[Rows from a figure dataset]
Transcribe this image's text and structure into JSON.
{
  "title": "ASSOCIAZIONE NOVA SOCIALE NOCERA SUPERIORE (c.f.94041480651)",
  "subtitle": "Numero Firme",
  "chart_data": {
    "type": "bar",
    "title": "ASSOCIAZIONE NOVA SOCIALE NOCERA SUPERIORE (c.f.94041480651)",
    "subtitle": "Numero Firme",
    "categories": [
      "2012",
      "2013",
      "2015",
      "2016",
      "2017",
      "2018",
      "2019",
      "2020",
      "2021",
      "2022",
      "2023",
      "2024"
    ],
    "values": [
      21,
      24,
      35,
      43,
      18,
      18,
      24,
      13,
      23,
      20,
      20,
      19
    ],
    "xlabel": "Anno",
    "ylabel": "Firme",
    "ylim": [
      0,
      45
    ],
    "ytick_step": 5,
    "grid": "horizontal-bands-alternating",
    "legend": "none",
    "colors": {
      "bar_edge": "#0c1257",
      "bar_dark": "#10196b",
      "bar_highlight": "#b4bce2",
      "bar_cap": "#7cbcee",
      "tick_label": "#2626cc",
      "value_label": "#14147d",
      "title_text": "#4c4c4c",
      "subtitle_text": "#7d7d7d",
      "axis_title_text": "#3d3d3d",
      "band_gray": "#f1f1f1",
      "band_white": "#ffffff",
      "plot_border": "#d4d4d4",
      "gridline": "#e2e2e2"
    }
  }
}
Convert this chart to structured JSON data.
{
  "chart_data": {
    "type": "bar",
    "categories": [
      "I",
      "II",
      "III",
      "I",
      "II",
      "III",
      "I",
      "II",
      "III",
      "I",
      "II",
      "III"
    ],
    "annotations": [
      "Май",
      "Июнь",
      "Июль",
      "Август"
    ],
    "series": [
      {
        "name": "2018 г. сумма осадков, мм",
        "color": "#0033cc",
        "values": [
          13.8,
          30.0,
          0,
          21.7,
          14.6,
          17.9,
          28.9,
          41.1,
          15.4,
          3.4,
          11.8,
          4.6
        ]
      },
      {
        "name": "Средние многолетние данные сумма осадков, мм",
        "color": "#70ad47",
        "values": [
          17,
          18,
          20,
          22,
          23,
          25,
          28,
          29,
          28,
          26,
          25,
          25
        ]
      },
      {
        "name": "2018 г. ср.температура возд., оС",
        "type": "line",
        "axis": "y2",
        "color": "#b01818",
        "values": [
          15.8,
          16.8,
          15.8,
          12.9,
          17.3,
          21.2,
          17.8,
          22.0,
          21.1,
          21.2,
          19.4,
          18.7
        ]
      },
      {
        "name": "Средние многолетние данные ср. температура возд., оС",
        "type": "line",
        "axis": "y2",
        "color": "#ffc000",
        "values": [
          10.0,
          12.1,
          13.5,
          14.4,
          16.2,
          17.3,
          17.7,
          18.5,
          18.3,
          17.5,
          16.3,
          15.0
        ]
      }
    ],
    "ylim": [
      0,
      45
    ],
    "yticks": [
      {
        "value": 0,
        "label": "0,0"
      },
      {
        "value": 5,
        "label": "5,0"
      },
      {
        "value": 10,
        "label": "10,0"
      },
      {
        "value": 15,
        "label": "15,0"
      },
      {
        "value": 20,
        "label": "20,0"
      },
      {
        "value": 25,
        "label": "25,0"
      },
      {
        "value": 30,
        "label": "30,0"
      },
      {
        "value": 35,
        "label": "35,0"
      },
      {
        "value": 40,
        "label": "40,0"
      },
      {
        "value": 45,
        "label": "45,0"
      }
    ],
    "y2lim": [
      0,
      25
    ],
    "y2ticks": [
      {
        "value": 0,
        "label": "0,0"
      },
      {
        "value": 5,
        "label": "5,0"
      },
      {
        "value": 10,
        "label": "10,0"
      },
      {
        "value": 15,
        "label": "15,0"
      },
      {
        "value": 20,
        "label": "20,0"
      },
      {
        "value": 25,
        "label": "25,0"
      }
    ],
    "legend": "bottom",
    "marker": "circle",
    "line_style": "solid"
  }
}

| The problem |
Each line above must be reproduced exactly as it stands.

| Answer to the problem |
Transcribe this image's text and structure into JSON.
{
  "title": "ASSOCIAZIONE NOVA SOCIALE NOCERA SUPERIORE (c.f.94041480651)",
  "subtitle": "Numero Firme",
  "chart_data": {
    "type": "bar",
    "title": "ASSOCIAZIONE NOVA SOCIALE NOCERA SUPERIORE (c.f.94041480651)",
    "subtitle": "Numero Firme",
    "categories": [
      "2012",
      "2013",
      "2015",
      "2016",
      "2017",
      "2018",
      "2019",
      "2020",
      "2021",
      "2022",
      "2023",
      "2024"
    ],
    "values": [
      21,
      24,
      35,
      43,
      18,
      18,
      24,
      13,
      23,
      20,
      20,
      19
    ],
    "xlabel": "Anno",
    "ylabel": "Firme",
    "ylim": [
      0,
      45
    ],
    "ytick_step": 5,
    "grid": "horizontal-bands-alternating",
    "legend": "none",
    "colors": {
      "bar_edge": "#0c1257",
      "bar_dark": "#10196b",
      "bar_highlight": "#b4bce2",
      "bar_cap": "#7cbcee",
      "tick_label": "#2626cc",
      "value_label": "#14147d",
      "title_text": "#4c4c4c",
      "subtitle_text": "#7d7d7d",
      "axis_title_text": "#3d3d3d",
      "band_gray": "#f1f1f1",
      "band_white": "#ffffff",
      "plot_border": "#d4d4d4",
      "gridline": "#e2e2e2"
    }
  }
}
Convert this chart to structured JSON data.
{
  "chart_data": {
    "type": "bar",
    "categories": [
      "I",
      "II",
      "III",
      "I",
      "II",
      "III",
      "I",
      "II",
      "III",
      "I",
      "II",
      "III"
    ],
    "annotations": [
      "Май",
      "Июнь",
      "Июль",
      "Август"
    ],
    "series": [
      {
        "name": "2018 г. сумма осадков, мм",
        "color": "#0033cc",
        "values": [
          13.8,
          30.0,
          0,
          21.7,
          14.6,
          17.9,
          28.9,
          41.1,
          15.4,
          3.4,
          11.8,
          4.6
        ]
      },
      {
        "name": "Средние многолетние данные сумма осадков, мм",
        "color": "#70ad47",
        "values": [
          17,
          18,
          20,
          22,
          23,
          25,
          28,
          29,
          28,
          26,
          25,
          25
        ]
      },
      {
        "name": "2018 г. ср.температура возд., оС",
        "type": "line",
        "axis": "y2",
        "color": "#b01818",
        "values": [
          15.8,
          16.8,
          15.8,
          12.9,
          17.3,
          21.2,
          17.8,
          22.0,
          21.1,
          21.2,
          19.4,
          18.7
        ]
      },
      {
        "name": "Средние многолетние данные ср. температура возд., оС",
        "type": "line",
        "axis": "y2",
        "color": "#ffc000",
        "values": [
          10.0,
          12.1,
          13.5,
          14.4,
          16.2,
          17.3,
          17.7,
          18.5,
          18.3,
          17.5,
          16.3,
          15.0
        ]
      }
    ],
    "ylim": [
      0,
      45
    ],
    "yticks": [
      {
        "value": 0,
        "label": "0,0"
      },
      {
        "value": 5,
        "label": "5,0"
      },
      {
        "value": 10,
        "label": "10,0"
      },
      {
        "value": 15,
        "label": "15,0"
      },
      {
        "value": 20,
        "label": "20,0"
      },
      {
        "value": 25,
        "label": "25,0"
      },
      {
        "value": 30,
        "label": "30,0"
      },
      {
        "value": 35,
        "label": "35,0"
      },
      {
        "value": 40,
        "label": "40,0"
      },
      {
        "value": 45,
        "label": "45,0"
      }
    ],
    "y2lim": [
      0,
      25
    ],
    "y2ticks": [
      {
        "value": 0,
        "label": "0,0"
      },
      {
        "value": 5,
        "label": "5,0"
      },
      {
        "value": 10,
        "label": "10,0"
      },
      {
        "value": 15,
        "label": "15,0"
      },
      {
        "value": 20,
        "label": "20,0"
      },
      {
        "value": 25,
        "label": "25,0"
      }
    ],
    "legend": "bottom",
    "marker": "circle",
    "line_style": "solid"
  }
}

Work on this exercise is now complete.